** start **
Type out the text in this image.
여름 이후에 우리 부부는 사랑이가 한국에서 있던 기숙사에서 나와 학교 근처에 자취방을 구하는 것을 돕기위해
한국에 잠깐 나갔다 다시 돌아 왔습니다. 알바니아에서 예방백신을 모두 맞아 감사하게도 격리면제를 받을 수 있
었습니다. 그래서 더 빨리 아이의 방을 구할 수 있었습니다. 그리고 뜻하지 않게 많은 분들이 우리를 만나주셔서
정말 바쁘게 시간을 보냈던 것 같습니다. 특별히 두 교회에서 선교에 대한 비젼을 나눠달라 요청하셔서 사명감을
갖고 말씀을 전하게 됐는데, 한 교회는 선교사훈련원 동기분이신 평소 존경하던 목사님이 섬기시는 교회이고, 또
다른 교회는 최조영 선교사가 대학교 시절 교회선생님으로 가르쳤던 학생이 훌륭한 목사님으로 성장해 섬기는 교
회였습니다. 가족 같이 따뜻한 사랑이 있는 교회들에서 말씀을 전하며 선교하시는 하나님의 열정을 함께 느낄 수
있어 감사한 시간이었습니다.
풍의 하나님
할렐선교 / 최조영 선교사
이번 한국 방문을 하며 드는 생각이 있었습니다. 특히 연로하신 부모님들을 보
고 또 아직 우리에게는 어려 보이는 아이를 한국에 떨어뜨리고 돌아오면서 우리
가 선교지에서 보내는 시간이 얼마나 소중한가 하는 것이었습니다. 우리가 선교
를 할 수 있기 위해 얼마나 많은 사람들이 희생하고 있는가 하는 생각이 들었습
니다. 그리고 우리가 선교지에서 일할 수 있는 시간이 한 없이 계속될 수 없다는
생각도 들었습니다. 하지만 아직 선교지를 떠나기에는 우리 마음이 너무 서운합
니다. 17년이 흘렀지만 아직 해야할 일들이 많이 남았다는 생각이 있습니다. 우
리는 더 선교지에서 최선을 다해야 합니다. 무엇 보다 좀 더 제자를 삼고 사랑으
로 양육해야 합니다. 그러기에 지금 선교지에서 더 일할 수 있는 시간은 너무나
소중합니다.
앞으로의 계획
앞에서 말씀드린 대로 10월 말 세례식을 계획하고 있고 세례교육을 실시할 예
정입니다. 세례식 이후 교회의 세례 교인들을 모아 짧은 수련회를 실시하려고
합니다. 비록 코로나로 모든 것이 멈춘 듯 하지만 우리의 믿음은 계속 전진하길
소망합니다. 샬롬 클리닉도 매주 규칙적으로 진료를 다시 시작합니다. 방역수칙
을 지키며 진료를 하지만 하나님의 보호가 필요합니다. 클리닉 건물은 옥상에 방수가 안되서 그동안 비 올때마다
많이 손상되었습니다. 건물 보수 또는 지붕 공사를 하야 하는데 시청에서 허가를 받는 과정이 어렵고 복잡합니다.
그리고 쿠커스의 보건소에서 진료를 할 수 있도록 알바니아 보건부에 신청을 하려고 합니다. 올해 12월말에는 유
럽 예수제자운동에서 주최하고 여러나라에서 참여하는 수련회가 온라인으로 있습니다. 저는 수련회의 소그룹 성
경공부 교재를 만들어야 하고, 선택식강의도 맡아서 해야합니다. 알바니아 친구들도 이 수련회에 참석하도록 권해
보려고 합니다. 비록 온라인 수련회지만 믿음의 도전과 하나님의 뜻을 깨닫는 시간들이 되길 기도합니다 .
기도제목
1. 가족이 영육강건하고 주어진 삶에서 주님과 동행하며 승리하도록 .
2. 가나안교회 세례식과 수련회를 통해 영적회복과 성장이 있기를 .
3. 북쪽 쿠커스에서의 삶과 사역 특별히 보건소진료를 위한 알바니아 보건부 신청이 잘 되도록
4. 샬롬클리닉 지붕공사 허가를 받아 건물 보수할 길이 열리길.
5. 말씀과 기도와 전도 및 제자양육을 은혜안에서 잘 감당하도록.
** end **
■ **Required task**
Identify which lines contain the word "수련회를" and copy each one.

■ **Answer to the problem**
정입니다. 세례식 이후 교회의 세례 교인들을 모아 짧은 수련회를 실시하려고
2. 가나안교회 세례식과 수련회를 통해 영적회복과 성장이 있기를 .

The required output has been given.